§ Given problem
Pictures stay out of the copy; set down each line of the listing below exactly.
....
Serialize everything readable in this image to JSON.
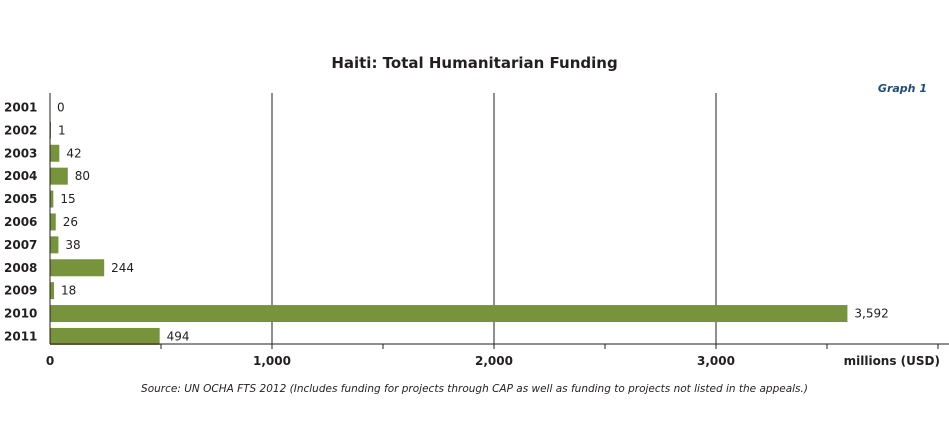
{
  "chart_data": {
    "type": "bar",
    "orientation": "horizontal",
    "title": "Haiti: Total Humanitarian Funding",
    "graph_label": "Graph 1",
    "categories": [
      "2001",
      "2002",
      "2003",
      "2004",
      "2005",
      "2006",
      "2007",
      "2008",
      "2009",
      "2010",
      "2011"
    ],
    "values": [
      0,
      1,
      42,
      80,
      15,
      26,
      38,
      244,
      18,
      3592,
      494
    ],
    "value_labels": [
      "0",
      "1",
      "42",
      "80",
      "15",
      "26",
      "38",
      "244",
      "18",
      "3,592",
      "494"
    ],
    "xlim": [
      0,
      4000
    ],
    "x_ticks": [
      0,
      1000,
      2000,
      3000
    ],
    "x_tick_labels": [
      "0",
      "1,000",
      "2,000",
      "3,000"
    ],
    "xlabel": "millions (USD)",
    "gridlines": true,
    "bar_color": "#77933c",
    "source": "Source: UN OCHA FTS 2012 (Includes funding for projects through CAP as well as funding to projects not listed in the appeals.)"
  }
}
....
§ Exercise solution
Serialize everything readable in this image to JSON.
{
  "chart_data": {
    "type": "bar",
    "orientation": "horizontal",
    "title": "Haiti: Total Humanitarian Funding",
    "graph_label": "Graph 1",
    "categories": [
      "2001",
      "2002",
      "2003",
      "2004",
      "2005",
      "2006",
      "2007",
      "2008",
      "2009",
      "2010",
      "2011"
    ],
    "values": [
      0,
      1,
      42,
      80,
      15,
      26,
      38,
      244,
      18,
      3592,
      494
    ],
    "value_labels": [
      "0",
      "1",
      "42",
      "80",
      "15",
      "26",
      "38",
      "244",
      "18",
      "3,592",
      "494"
    ],
    "xlim": [
      0,
      4000
    ],
    "x_ticks": [
      0,
      1000,
      2000,
      3000
    ],
    "x_tick_labels": [
      "0",
      "1,000",
      "2,000",
      "3,000"
    ],
    "xlabel": "millions (USD)",
    "gridlines": true,
    "bar_color": "#77933c",
    "source": "Source: UN OCHA FTS 2012 (Includes funding for projects through CAP as well as funding to projects not listed in the appeals.)"
  }
}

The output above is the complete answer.